*** PROVIDED RECORDS ***

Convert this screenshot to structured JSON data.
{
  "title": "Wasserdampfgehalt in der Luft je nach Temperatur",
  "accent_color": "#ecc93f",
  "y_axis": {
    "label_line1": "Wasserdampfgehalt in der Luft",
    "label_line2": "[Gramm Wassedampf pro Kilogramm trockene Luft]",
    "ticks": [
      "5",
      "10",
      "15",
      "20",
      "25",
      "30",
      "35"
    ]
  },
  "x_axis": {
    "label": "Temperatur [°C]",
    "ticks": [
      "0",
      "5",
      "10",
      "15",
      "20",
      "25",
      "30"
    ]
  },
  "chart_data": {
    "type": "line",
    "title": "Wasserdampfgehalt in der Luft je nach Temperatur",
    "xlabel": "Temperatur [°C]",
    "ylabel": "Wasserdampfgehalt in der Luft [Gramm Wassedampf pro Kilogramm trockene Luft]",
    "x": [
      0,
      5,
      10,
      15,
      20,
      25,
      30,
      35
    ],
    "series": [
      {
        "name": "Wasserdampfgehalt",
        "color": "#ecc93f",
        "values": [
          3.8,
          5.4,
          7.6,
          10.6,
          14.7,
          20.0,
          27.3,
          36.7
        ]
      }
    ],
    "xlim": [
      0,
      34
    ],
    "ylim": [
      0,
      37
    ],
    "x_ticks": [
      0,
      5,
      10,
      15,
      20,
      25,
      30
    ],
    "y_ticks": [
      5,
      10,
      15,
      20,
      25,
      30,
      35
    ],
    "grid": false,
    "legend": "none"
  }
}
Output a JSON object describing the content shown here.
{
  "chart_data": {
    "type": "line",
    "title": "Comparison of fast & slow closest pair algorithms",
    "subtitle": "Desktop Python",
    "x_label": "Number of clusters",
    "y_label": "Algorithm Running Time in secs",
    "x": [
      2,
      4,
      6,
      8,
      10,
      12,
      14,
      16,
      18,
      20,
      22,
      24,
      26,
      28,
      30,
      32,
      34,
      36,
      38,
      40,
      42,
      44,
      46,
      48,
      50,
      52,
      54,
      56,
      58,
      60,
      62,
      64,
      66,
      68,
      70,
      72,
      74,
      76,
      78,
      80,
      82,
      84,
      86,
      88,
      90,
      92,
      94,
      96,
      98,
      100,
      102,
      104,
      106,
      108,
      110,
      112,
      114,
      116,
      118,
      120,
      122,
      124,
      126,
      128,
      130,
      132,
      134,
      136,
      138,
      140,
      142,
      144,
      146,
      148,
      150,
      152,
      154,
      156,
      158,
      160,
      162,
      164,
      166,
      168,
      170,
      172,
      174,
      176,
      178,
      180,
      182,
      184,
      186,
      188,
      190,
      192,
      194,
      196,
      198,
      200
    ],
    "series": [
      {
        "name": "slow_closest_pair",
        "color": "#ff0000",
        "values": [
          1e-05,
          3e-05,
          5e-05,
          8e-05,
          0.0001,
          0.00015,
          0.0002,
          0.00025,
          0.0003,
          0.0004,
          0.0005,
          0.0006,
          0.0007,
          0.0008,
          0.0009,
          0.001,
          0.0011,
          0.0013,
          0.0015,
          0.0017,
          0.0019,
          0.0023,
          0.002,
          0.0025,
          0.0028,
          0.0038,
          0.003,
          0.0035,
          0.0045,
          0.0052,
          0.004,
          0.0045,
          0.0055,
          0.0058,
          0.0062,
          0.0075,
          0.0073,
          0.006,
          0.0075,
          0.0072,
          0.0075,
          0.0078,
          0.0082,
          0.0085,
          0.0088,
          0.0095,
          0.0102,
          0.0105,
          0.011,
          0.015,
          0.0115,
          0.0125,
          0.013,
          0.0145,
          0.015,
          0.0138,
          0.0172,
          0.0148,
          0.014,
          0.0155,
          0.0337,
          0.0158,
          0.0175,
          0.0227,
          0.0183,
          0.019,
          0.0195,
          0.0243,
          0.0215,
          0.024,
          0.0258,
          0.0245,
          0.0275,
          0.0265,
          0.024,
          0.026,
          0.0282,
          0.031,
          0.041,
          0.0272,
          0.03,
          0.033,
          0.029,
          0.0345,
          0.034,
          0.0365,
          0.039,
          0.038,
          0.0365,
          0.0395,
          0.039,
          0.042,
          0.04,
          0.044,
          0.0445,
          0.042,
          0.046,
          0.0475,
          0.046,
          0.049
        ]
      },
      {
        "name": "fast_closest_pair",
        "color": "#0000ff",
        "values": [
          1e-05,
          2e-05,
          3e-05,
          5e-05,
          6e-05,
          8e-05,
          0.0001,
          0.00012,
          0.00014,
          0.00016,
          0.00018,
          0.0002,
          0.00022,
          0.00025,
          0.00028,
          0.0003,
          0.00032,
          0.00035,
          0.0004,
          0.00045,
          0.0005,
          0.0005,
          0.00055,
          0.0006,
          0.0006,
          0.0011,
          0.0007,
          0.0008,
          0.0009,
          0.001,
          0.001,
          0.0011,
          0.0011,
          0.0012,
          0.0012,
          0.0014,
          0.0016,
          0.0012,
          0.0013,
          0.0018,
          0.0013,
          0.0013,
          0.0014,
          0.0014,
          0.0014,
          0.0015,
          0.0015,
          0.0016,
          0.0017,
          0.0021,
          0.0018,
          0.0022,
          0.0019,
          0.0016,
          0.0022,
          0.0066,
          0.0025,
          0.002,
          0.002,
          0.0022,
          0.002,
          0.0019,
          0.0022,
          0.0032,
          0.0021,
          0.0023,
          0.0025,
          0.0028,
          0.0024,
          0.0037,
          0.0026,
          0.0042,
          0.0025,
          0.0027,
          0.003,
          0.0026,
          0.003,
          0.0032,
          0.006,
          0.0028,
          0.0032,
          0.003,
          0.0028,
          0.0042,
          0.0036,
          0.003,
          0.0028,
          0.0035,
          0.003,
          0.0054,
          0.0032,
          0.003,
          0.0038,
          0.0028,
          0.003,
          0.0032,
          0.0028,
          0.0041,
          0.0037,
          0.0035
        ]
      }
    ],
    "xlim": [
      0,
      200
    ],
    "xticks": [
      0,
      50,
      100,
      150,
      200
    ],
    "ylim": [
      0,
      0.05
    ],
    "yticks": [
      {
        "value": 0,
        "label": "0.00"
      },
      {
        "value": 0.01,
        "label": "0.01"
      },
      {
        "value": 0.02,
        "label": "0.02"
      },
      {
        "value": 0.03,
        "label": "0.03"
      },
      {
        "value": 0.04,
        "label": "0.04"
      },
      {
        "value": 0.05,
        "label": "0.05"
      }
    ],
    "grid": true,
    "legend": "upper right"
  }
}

***

▶ [DIRECTION]: Copy each line of the data above that holds "Gramm".

▶ [REPLY TO THE TASK]:
    "label_line2": "[Gramm Wassedampf pro Kilogramm trockene Luft]",
    "ylabel": "Wasserdampfgehalt in der Luft [Gramm Wassedampf pro Kilogramm trockene Luft]",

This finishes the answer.